▶ **BRIEF**: Please pull out every line below that contains the word "merchant" and copy each one in full.

▶ **DATA FOR THIS EXERCISE**:
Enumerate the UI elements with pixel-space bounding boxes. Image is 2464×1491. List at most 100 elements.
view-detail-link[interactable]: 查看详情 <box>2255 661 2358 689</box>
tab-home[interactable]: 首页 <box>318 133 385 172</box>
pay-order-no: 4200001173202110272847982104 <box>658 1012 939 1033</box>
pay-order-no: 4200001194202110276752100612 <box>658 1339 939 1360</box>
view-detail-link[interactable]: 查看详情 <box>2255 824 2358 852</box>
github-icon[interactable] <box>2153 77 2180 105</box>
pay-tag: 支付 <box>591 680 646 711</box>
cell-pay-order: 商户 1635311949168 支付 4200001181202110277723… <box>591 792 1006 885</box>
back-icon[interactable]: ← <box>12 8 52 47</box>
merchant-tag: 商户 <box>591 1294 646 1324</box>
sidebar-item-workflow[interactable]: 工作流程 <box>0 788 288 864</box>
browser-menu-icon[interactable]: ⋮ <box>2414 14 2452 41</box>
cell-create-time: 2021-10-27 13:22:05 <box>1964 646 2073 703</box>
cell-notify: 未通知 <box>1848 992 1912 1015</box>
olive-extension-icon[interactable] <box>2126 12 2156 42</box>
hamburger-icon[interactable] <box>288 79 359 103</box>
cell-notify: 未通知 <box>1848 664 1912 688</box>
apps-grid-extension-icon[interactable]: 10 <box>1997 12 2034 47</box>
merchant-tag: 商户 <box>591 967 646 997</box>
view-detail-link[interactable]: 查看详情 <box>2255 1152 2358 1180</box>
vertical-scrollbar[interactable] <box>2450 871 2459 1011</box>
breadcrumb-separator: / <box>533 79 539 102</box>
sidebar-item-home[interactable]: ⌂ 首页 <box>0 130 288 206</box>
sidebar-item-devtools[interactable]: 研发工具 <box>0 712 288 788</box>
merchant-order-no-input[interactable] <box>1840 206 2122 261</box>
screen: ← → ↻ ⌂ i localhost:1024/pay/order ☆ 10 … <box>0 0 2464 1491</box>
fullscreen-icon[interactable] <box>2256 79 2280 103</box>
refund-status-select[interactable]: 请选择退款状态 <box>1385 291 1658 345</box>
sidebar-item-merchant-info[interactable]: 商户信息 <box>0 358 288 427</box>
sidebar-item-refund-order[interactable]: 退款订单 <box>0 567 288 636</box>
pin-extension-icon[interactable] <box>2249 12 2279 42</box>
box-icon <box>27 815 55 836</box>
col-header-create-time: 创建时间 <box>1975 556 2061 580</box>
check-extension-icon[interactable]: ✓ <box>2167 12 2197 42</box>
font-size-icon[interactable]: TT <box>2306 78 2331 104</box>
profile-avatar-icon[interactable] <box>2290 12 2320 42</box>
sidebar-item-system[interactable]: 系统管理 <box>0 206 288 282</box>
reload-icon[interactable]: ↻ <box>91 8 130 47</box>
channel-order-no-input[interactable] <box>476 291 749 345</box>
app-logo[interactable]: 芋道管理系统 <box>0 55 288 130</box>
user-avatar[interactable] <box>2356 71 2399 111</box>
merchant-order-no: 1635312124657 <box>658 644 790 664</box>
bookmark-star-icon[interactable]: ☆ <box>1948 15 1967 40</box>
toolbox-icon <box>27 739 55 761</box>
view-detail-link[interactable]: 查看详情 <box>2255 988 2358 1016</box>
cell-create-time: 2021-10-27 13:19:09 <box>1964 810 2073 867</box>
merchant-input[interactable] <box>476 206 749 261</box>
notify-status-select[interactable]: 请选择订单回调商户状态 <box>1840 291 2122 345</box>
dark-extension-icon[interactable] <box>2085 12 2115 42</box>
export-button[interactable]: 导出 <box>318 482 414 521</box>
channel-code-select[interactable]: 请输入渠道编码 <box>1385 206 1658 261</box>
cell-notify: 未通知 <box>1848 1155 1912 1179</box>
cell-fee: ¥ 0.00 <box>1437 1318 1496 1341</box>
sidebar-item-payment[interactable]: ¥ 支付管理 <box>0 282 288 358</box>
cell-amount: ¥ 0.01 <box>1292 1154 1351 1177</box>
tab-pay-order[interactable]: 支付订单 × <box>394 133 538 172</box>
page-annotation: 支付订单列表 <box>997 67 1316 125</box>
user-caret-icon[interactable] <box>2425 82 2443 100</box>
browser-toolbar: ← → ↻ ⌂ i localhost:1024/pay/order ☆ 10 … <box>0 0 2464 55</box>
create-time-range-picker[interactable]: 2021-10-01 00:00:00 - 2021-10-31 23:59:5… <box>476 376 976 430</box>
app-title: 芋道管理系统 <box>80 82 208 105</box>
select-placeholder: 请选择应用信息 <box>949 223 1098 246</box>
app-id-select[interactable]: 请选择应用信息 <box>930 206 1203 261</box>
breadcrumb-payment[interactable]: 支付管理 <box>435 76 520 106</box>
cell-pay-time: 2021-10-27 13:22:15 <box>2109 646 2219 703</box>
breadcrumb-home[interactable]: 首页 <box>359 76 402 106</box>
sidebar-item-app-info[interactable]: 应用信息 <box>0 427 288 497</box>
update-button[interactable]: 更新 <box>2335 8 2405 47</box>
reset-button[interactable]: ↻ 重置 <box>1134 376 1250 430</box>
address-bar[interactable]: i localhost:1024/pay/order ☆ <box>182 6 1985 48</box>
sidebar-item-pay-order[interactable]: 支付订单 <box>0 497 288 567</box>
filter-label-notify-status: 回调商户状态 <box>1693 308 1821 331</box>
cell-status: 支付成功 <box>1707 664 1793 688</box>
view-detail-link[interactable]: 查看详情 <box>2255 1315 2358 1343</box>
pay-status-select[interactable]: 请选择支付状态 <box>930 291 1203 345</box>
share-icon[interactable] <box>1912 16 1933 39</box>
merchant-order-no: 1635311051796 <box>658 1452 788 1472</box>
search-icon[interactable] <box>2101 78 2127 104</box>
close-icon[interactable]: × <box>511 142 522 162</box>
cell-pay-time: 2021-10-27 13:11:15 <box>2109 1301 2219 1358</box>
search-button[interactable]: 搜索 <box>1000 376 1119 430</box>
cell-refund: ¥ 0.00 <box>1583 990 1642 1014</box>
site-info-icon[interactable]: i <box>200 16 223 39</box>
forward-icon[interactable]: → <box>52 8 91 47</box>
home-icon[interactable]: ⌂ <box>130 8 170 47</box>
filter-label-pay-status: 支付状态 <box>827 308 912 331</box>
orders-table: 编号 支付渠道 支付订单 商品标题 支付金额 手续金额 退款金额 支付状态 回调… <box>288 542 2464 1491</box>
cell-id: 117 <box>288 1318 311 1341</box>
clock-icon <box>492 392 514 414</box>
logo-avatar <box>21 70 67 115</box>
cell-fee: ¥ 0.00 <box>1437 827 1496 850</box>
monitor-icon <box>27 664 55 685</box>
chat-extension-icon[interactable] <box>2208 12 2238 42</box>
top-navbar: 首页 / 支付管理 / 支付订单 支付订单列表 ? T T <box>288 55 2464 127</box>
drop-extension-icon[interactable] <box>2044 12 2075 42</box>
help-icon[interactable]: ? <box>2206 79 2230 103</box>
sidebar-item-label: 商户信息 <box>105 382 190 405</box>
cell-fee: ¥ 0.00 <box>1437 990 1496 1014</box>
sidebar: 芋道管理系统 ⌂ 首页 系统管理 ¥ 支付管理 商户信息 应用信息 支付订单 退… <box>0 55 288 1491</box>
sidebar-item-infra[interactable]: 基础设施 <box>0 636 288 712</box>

▶ **EXERCISE RESPONSE**:
merchant-tag: 商户 <box>591 1294 646 1324</box>
merchant-tag: 商户 <box>591 967 646 997</box>
merchant-order-no-input[interactable] <box>1840 206 2122 261</box>
sidebar-item-merchant-info[interactable]: 商户信息 <box>0 358 288 427</box>
merchant-order-no: 1635312124657 <box>658 644 790 664</box>
merchant-input[interactable] <box>476 206 749 261</box>
merchant-order-no: 1635311051796 <box>658 1452 788 1472</box>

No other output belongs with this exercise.